» **Exercise task**: Tally up how many lines in the listing below contain the string "times", and give only the total.

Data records
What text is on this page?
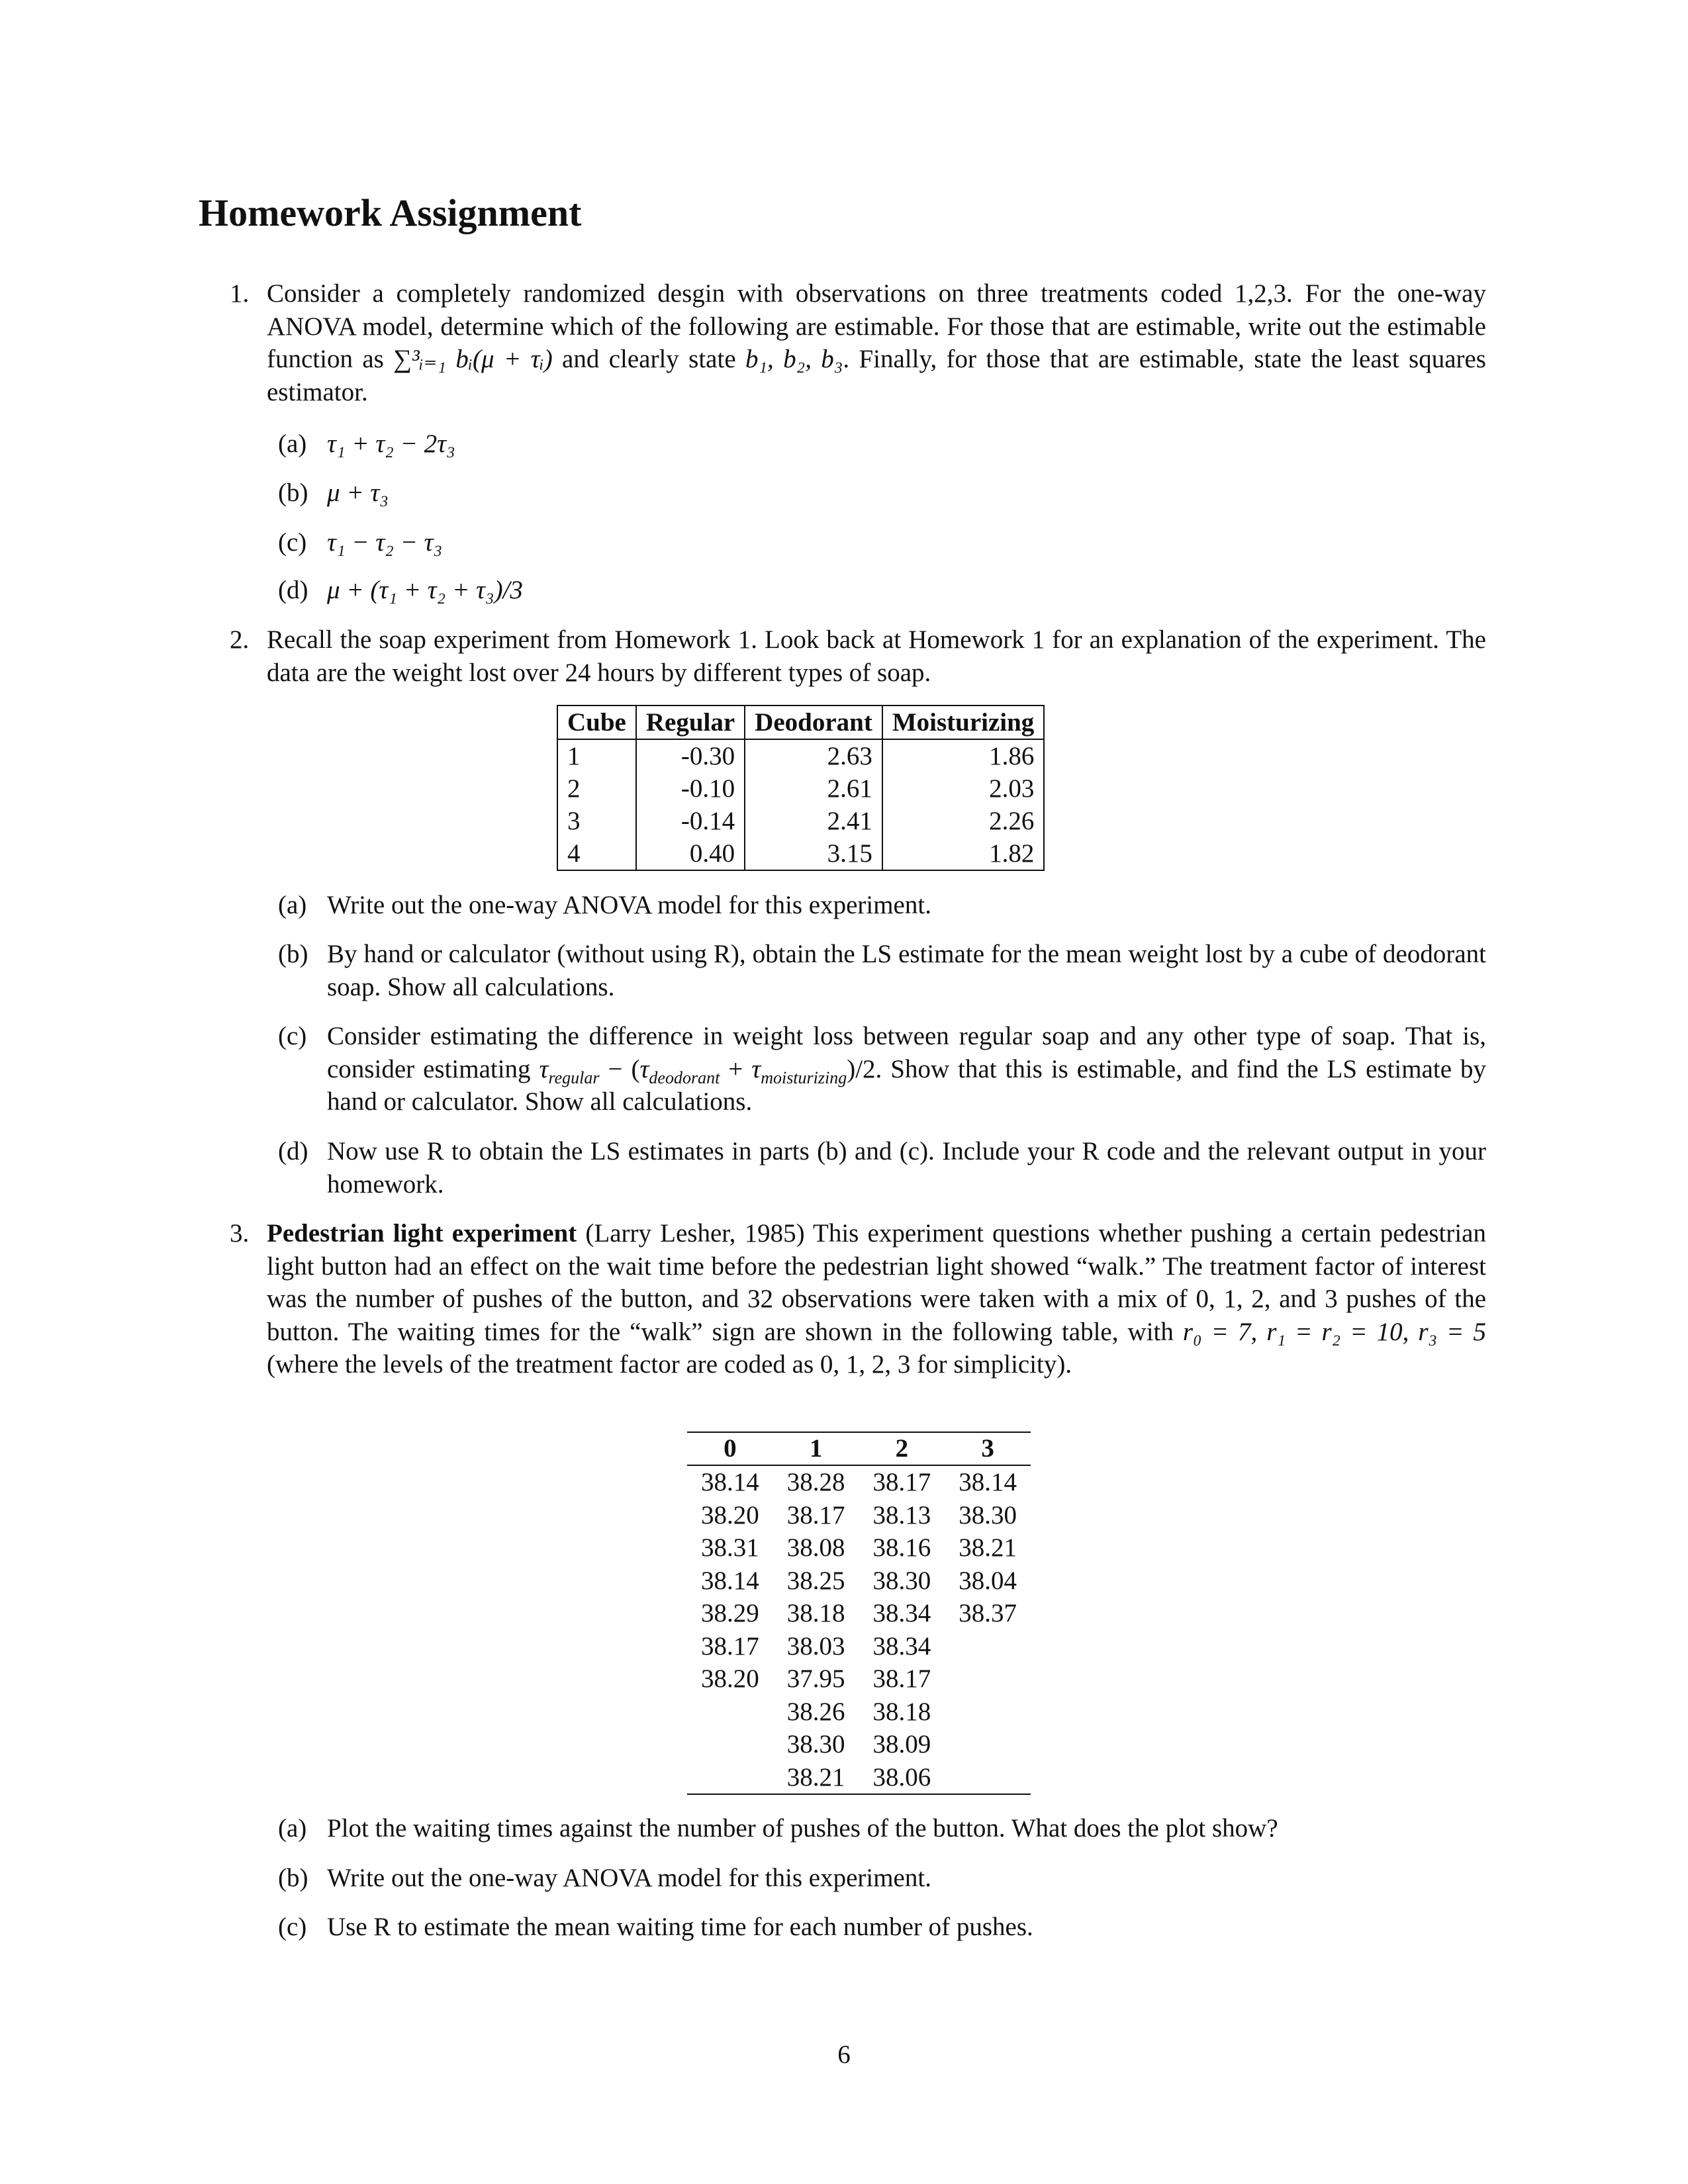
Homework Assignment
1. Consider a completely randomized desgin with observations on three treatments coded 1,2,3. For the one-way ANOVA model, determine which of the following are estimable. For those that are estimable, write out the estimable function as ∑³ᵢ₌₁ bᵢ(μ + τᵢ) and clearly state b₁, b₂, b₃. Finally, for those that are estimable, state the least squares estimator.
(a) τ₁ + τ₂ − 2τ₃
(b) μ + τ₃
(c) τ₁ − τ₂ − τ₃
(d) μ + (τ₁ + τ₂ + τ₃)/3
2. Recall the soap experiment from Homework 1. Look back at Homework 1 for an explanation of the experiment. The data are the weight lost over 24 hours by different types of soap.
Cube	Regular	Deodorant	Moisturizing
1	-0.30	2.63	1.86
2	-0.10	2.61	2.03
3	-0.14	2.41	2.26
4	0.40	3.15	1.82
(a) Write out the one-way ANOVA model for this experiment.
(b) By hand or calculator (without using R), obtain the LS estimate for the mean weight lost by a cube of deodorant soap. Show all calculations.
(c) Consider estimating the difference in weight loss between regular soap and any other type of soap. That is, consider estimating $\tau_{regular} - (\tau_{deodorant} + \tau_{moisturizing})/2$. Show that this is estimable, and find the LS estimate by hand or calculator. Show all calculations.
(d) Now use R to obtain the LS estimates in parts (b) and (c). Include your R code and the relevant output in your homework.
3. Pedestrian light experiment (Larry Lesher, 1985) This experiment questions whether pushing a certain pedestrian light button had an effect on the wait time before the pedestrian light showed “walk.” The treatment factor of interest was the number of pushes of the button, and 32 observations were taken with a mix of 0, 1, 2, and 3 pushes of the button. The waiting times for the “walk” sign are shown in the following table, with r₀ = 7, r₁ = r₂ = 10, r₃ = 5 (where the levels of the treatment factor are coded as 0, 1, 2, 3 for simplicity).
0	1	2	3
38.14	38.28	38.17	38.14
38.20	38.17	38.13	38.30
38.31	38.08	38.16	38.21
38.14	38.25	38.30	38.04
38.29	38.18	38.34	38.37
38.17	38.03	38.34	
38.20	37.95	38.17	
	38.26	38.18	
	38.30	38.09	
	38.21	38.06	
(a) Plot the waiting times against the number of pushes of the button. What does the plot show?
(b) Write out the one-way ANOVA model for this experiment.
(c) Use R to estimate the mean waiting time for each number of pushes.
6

» **Correct response**: 2